Saved data entries
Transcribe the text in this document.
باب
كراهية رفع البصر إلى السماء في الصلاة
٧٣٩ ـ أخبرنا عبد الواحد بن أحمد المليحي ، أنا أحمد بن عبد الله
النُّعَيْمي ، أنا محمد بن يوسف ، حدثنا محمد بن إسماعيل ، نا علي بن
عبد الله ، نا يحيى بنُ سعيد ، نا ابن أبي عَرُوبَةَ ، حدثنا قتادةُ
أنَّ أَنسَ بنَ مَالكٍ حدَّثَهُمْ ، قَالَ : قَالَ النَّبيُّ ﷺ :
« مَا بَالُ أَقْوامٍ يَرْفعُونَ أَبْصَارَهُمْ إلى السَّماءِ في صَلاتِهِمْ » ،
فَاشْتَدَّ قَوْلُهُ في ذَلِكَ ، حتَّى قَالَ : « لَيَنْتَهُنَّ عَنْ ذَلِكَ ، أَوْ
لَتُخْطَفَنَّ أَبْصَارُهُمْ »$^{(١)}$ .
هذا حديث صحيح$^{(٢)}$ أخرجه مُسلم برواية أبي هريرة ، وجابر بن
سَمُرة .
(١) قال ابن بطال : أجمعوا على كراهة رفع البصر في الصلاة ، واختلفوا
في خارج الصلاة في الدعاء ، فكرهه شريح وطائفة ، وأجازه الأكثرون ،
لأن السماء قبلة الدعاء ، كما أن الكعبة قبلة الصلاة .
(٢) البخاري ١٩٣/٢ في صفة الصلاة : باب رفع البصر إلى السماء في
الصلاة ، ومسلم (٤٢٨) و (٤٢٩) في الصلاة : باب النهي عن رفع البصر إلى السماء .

### STATED PROBLEM
In full and verbatim, repeat the records given above.

### EXERCISE RESULT
Transcribe the text in this document.
باب
كراهية رفع البصر إلى السماء في الصلاة
٧٣٩ ـ أخبرنا عبد الواحد بن أحمد المليحي ، أنا أحمد بن عبد الله
النُّعَيْمي ، أنا محمد بن يوسف ، حدثنا محمد بن إسماعيل ، نا علي بن
عبد الله ، نا يحيى بنُ سعيد ، نا ابن أبي عَرُوبَةَ ، حدثنا قتادةُ
أنَّ أَنسَ بنَ مَالكٍ حدَّثَهُمْ ، قَالَ : قَالَ النَّبيُّ ﷺ :
« مَا بَالُ أَقْوامٍ يَرْفعُونَ أَبْصَارَهُمْ إلى السَّماءِ في صَلاتِهِمْ » ،
فَاشْتَدَّ قَوْلُهُ في ذَلِكَ ، حتَّى قَالَ : « لَيَنْتَهُنَّ عَنْ ذَلِكَ ، أَوْ
لَتُخْطَفَنَّ أَبْصَارُهُمْ »$^{(١)}$ .
هذا حديث صحيح$^{(٢)}$ أخرجه مُسلم برواية أبي هريرة ، وجابر بن
سَمُرة .
(١) قال ابن بطال : أجمعوا على كراهة رفع البصر في الصلاة ، واختلفوا
في خارج الصلاة في الدعاء ، فكرهه شريح وطائفة ، وأجازه الأكثرون ،
لأن السماء قبلة الدعاء ، كما أن الكعبة قبلة الصلاة .
(٢) البخاري ١٩٣/٢ في صفة الصلاة : باب رفع البصر إلى السماء في
الصلاة ، ومسلم (٤٢٨) و (٤٢٩) في الصلاة : باب النهي عن رفع البصر إلى السماء .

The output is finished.